• WHAT IS BEING ASKED:
Can you recast every line of the items below as a numbered list, with blank lines left out?

• ROWS:
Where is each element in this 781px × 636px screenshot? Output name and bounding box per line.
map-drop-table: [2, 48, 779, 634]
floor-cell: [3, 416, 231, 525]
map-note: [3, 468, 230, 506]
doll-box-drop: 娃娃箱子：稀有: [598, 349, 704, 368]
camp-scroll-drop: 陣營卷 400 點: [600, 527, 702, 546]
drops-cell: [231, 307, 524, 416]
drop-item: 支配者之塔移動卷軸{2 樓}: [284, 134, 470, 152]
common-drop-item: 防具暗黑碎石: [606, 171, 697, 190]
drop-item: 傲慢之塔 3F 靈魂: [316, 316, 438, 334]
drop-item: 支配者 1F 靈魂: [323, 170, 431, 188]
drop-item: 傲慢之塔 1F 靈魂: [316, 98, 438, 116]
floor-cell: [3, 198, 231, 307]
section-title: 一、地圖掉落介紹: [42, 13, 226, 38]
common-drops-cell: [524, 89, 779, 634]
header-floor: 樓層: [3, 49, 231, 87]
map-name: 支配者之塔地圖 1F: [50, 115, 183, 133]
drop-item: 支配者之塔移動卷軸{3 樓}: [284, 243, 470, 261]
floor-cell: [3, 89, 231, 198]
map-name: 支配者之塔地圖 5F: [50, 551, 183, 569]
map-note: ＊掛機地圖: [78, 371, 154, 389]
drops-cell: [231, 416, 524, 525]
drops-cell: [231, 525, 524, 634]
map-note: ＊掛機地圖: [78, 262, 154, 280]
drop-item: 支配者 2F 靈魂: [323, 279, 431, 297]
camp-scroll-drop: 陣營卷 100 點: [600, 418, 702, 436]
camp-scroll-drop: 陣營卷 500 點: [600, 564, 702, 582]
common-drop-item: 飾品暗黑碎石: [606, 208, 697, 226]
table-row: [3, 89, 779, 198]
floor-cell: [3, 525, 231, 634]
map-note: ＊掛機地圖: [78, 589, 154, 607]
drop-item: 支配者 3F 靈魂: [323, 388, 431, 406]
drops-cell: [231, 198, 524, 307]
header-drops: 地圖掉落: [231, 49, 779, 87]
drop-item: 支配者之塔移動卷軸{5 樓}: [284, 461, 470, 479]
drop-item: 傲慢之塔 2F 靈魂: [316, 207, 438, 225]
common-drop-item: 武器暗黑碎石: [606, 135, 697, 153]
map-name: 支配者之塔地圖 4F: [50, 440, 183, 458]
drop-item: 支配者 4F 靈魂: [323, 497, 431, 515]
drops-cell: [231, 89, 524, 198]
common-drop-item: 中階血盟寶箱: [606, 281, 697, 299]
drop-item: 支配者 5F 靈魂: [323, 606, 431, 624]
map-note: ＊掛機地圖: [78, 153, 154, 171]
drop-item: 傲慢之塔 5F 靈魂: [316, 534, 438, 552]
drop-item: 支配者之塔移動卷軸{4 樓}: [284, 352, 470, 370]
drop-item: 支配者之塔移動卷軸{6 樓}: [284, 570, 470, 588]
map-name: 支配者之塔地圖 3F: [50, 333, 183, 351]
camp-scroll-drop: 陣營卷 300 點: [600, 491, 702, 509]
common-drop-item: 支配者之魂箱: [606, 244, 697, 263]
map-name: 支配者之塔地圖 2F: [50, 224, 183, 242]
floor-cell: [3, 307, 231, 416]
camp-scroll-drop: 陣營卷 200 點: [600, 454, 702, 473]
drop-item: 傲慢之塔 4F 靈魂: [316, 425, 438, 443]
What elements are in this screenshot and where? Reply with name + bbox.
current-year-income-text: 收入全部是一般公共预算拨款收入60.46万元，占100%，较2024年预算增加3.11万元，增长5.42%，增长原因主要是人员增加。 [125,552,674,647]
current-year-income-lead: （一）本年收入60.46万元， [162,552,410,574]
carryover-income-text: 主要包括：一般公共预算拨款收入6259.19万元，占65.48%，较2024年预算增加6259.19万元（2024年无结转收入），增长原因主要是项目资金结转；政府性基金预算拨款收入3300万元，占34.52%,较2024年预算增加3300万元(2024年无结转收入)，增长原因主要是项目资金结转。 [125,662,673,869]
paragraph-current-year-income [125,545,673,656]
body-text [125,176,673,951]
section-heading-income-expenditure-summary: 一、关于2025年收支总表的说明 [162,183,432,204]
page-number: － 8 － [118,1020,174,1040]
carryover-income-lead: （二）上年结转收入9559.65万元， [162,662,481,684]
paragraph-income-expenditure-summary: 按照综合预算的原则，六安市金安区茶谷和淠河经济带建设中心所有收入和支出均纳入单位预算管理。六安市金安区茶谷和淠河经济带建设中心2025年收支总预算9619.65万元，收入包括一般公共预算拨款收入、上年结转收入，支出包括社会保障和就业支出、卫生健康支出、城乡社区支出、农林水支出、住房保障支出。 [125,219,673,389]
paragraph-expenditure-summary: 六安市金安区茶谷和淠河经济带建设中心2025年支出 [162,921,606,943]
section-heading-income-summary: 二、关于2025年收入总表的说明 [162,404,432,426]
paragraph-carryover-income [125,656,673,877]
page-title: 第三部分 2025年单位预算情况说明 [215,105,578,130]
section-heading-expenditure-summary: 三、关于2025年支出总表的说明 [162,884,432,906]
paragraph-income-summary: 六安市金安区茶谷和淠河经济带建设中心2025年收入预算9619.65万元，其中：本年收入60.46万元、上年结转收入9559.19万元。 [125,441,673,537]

• RESPONSE TO THIS TASK:
1. Where is each element in this 781px × 636px screenshot? Output name and bounding box per line.
2. map-drop-table: [2, 48, 779, 634]
3. floor-cell: [3, 416, 231, 525]
4. map-note: [3, 468, 230, 506]
5. doll-box-drop: 娃娃箱子：稀有: [598, 349, 704, 368]
6. camp-scroll-drop: 陣營卷 400 點: [600, 527, 702, 546]
7. drops-cell: [231, 307, 524, 416]
8. drop-item: 支配者之塔移動卷軸{2 樓}: [284, 134, 470, 152]
9. common-drop-item: 防具暗黑碎石: [606, 171, 697, 190]
10. drop-item: 傲慢之塔 3F 靈魂: [316, 316, 438, 334]
11. drop-item: 支配者 1F 靈魂: [323, 170, 431, 188]
12. drop-item: 傲慢之塔 1F 靈魂: [316, 98, 438, 116]
13. floor-cell: [3, 198, 231, 307]
14. section-title: 一、地圖掉落介紹: [42, 13, 226, 38]
15. common-drops-cell: [524, 89, 779, 634]
16. header-floor: 樓層: [3, 49, 231, 87]
17. map-name: 支配者之塔地圖 1F: [50, 115, 183, 133]
18. drop-item: 支配者之塔移動卷軸{3 樓}: [284, 243, 470, 261]
19. floor-cell: [3, 89, 231, 198]
20. map-name: 支配者之塔地圖 5F: [50, 551, 183, 569]
21. map-note: ＊掛機地圖: [78, 371, 154, 389]
22. drops-cell: [231, 416, 524, 525]
23. drops-cell: [231, 525, 524, 634]
24. map-note: ＊掛機地圖: [78, 262, 154, 280]
25. drop-item: 支配者 2F 靈魂: [323, 279, 431, 297]
26. camp-scroll-drop: 陣營卷 100 點: [600, 418, 702, 436]
27. camp-scroll-drop: 陣營卷 500 點: [600, 564, 702, 582]
28. common-drop-item: 飾品暗黑碎石: [606, 208, 697, 226]
29. table-row: [3, 89, 779, 198]
30. floor-cell: [3, 525, 231, 634]
31. map-note: ＊掛機地圖: [78, 589, 154, 607]
32. drop-item: 支配者 3F 靈魂: [323, 388, 431, 406]
33. drops-cell: [231, 198, 524, 307]
34. header-drops: 地圖掉落: [231, 49, 779, 87]
35. drop-item: 支配者之塔移動卷軸{5 樓}: [284, 461, 470, 479]
36. drop-item: 傲慢之塔 2F 靈魂: [316, 207, 438, 225]
37. common-drop-item: 武器暗黑碎石: [606, 135, 697, 153]
38. map-name: 支配者之塔地圖 4F: [50, 440, 183, 458]
39. drop-item: 支配者 4F 靈魂: [323, 497, 431, 515]
40. drops-cell: [231, 89, 524, 198]
41. common-drop-item: 中階血盟寶箱: [606, 281, 697, 299]
42. drop-item: 支配者 5F 靈魂: [323, 606, 431, 624]
43. map-note: ＊掛機地圖: [78, 153, 154, 171]
44. drop-item: 傲慢之塔 5F 靈魂: [316, 534, 438, 552]
45. drop-item: 支配者之塔移動卷軸{4 樓}: [284, 352, 470, 370]
46. drop-item: 支配者之塔移動卷軸{6 樓}: [284, 570, 470, 588]
47. map-name: 支配者之塔地圖 3F: [50, 333, 183, 351]
48. camp-scroll-drop: 陣營卷 300 點: [600, 491, 702, 509]
49. common-drop-item: 支配者之魂箱: [606, 244, 697, 263]
50. map-name: 支配者之塔地圖 2F: [50, 224, 183, 242]
51. floor-cell: [3, 307, 231, 416]
52. camp-scroll-drop: 陣營卷 200 點: [600, 454, 702, 473]
53. drop-item: 傲慢之塔 4F 靈魂: [316, 425, 438, 443]
54. What elements are in this screenshot and where? Reply with name + bbox.
55. current-year-income-text: 收入全部是一般公共预算拨款收入60.46万元，占100%，较2024年预算增加3.11万元，增长5.42%，增长原因主要是人员增加。 [125,552,674,647]
56. current-year-income-lead: （一）本年收入60.46万元， [162,552,410,574]
57. carryover-income-text: 主要包括：一般公共预算拨款收入6259.19万元，占65.48%，较2024年预算增加6259.19万元（2024年无结转收入），增长原因主要是项目资金结转；政府性基金预算拨款收入3300万元，占34.52%,较2024年预算增加3300万元(2024年无结转收入)，增长原因主要是项目资金结转。 [125,662,673,869]
58. paragraph-current-year-income [125,545,673,656]
59. body-text [125,176,673,951]
60. section-heading-income-expenditure-summary: 一、关于2025年收支总表的说明 [162,183,432,204]
61. page-number: － 8 － [118,1020,174,1040]
62. carryover-income-lead: （二）上年结转收入9559.65万元， [162,662,481,684]
63. paragraph-income-expenditure-summary: 按照综合预算的原则，六安市金安区茶谷和淠河经济带建设中心所有收入和支出均纳入单位预算管理。六安市金安区茶谷和淠河经济带建设中心2025年收支总预算9619.65万元，收入包括一般公共预算拨款收入、上年结转收入，支出包括社会保障和就业支出、卫生健康支出、城乡社区支出、农林水支出、住房保障支出。 [125,219,673,389]
64. paragraph-expenditure-summary: 六安市金安区茶谷和淠河经济带建设中心2025年支出 [162,921,606,943]
65. section-heading-income-summary: 二、关于2025年收入总表的说明 [162,404,432,426]
66. paragraph-carryover-income [125,656,673,877]
67. page-title: 第三部分 2025年单位预算情况说明 [215,105,578,130]
68. section-heading-expenditure-summary: 三、关于2025年支出总表的说明 [162,884,432,906]
69. paragraph-income-summary: 六安市金安区茶谷和淠河经济带建设中心2025年收入预算9619.65万元，其中：本年收入60.46万元、上年结转收入9559.19万元。 [125,441,673,537]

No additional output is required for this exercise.